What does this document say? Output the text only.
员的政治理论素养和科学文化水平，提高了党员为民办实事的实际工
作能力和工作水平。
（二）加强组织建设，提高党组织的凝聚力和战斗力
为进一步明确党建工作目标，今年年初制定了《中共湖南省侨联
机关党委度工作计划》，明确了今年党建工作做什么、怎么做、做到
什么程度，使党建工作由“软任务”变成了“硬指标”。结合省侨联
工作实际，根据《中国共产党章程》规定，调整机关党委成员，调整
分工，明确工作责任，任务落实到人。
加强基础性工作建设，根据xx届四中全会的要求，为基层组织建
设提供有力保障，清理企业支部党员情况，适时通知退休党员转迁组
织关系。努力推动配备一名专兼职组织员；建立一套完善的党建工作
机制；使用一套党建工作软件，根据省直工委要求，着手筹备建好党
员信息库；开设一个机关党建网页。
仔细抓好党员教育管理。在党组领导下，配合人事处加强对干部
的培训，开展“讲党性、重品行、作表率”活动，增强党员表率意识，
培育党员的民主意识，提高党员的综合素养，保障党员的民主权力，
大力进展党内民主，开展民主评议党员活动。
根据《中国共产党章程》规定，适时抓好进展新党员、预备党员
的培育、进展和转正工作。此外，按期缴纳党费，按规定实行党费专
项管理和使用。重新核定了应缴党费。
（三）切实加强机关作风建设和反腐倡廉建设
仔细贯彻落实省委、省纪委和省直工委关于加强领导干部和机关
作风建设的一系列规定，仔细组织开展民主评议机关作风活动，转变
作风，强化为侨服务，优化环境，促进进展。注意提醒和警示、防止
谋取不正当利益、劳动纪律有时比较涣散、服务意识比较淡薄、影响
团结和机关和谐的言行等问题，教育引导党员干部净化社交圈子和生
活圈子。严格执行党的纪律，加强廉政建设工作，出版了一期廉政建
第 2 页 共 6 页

◆ ◆ ◆ ◆ ◆ ◆ ◆

*Task description:*
Filter the records down to the lines that contain the string "中国共产党章程", and copy those lines.

*Finished answer:*
工作实际，根据《中国共产党章程》规定，调整机关党委成员，调整
根据《中国共产党章程》规定，适时抓好进展新党员、预备党员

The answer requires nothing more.